**** Supplied text ****

Andrea Girón Mathern (left) and Rebecca Luttrell share a laugh at the kitchen table during the Front Porch interview. The women host the podcast All The Grief, created through the shared loss of their fathers.
Grief hits everyone at some point in life, but it’s not something people readily talk about. Two women say they hope to open up the conversation about grieving so that “all the humans” who have experienced loss can find a space to feel better about sharing their emotions.
Andrea Girón Mathern, a social scientist, and Rebecca Luttrell, a psychotherapist, host the podcast All the Grief. Mathern works from a closet turned studio in her Park Hill home while Luttrell does the same in Longmont.

In a bedroom at her Park Hill home, Andrea Girón Mathern has transformed a closet into a quiet podcast studio.
Their friendship is evident through their conversation and laughter during a Front Porch interview around the kitchen table in Mathern’s Denver home. Yes, laughter can accompany a conversation about grief.
“Grief isn’t all sadness. There’s so much beauty and so much love, and there’s always laughter within it. I remember the first time I laughed after my dad passed away, and there was this mixed feeling—Does that mean I’m not sad anymore?” Mathern says.
The death of family members is just one of the many topics the two women explore in their podcast. The shared loss of their fathers is what brought the friends closer together.

****

• _Required actions_:
1. According to the article about the grief podcast, what is Rebecca Luttrell's profession?
2. Please write the next few sentences of the article about the grief podcast, picking up after its final sentence.

**** Records provided ****

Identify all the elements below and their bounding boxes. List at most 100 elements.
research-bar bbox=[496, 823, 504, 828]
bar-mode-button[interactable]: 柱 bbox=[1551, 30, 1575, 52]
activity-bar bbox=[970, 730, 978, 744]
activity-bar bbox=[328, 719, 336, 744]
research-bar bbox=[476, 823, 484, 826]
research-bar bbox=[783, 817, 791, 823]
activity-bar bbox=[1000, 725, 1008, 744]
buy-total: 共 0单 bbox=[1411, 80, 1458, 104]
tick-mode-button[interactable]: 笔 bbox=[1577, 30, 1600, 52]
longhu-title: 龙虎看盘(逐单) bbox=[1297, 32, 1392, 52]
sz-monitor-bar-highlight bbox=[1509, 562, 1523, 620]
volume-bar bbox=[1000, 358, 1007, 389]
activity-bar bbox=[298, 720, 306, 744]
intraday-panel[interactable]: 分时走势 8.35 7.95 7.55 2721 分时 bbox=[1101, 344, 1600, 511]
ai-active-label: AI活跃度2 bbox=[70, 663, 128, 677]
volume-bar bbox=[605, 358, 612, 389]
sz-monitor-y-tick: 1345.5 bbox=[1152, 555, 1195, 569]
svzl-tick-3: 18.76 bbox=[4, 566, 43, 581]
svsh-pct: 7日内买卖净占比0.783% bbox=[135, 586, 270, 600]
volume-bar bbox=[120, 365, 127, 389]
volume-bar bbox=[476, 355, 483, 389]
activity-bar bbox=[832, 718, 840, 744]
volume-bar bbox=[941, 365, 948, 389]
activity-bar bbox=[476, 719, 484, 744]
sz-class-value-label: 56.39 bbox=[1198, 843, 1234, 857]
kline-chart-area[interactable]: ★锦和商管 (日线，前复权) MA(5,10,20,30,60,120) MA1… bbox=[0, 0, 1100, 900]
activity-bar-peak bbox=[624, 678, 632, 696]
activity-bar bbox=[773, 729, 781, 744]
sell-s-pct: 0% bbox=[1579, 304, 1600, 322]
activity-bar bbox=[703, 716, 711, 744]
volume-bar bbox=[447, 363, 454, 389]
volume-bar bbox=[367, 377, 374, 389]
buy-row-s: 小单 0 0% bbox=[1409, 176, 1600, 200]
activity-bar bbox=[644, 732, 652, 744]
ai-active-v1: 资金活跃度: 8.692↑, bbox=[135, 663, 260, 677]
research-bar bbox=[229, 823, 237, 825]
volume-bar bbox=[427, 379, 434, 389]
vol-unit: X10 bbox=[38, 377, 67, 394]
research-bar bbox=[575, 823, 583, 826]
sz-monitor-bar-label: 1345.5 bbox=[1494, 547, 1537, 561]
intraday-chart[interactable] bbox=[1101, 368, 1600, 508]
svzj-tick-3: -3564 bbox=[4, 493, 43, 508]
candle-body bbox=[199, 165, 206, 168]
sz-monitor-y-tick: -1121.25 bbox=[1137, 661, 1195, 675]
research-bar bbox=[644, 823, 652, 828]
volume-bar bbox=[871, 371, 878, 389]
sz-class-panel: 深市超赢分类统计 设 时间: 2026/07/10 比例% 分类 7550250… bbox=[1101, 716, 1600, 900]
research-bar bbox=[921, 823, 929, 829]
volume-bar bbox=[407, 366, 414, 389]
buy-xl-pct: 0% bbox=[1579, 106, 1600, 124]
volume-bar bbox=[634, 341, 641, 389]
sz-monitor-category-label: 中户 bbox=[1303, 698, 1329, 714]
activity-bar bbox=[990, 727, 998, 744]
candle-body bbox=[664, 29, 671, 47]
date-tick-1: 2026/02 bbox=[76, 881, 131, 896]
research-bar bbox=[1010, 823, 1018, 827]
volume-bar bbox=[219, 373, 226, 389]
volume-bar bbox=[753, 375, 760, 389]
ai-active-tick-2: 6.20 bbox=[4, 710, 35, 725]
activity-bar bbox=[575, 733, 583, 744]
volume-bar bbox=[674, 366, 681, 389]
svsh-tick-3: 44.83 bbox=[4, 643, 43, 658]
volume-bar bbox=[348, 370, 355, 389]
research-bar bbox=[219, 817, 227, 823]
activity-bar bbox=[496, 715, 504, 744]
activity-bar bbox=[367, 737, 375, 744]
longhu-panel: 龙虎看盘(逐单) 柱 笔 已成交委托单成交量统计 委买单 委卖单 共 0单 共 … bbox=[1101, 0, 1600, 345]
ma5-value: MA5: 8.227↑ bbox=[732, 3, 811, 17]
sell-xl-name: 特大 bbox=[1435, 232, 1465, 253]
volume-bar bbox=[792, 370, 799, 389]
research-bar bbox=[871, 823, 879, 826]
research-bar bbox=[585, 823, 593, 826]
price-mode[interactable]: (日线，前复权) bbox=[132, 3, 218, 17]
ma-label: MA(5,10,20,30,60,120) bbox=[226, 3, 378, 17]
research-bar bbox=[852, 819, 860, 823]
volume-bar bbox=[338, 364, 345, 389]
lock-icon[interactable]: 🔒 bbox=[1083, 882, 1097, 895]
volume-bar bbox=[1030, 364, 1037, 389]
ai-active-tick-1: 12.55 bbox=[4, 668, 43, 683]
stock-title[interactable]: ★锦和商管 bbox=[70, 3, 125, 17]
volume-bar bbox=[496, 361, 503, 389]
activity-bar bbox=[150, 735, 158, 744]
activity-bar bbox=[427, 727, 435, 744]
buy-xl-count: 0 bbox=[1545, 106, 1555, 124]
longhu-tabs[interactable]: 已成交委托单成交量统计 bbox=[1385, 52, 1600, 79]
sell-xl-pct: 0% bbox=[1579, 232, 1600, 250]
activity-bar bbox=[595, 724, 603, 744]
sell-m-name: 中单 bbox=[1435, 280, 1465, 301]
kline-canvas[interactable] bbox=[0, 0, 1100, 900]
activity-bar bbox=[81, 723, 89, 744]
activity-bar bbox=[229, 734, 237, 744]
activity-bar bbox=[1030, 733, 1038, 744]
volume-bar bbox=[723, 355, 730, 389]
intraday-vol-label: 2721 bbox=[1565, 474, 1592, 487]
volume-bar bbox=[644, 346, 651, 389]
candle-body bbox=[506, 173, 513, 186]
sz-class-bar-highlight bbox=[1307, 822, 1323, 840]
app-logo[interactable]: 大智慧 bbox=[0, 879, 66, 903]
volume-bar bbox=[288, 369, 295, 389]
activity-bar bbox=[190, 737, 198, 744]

****

• _Outputs for the tasks_:
1. She is a psychotherapist.

2.
“I just went to her (Luttrell’s) house and sat on her couch and cried, then everything was OK,” Mathern says. “I also was able to laugh and talk about it and not talk about it, and she just became an anchor for me during a really hard time—the grief and the shock of losing my dad.”
Mathern’s father died in 2020 so, like many others during the pandemic, she couldn’t hold a proper funeral and couldn’t grieve in person with her family. That’s how the two women became “griefy friends,” Mathern says—friends and podcast hosts who want other people to feel the same support.
“We suppress a lot of emotions,” says Luttrell. “That’s one of the big motivators for doing this podcast. How do we keep shedding light on what grief is, that you don’t have to be afraid of it, that when we let ourselves feel it, we can feel more fully into life? And how do we just normalize it in a culture that leans away from it? How do we keep people leaning towards it and wanting to engage in conversations? Like death and taxes, it is something we all will experience, and it’s sad that we don’t make space for that in our culture.”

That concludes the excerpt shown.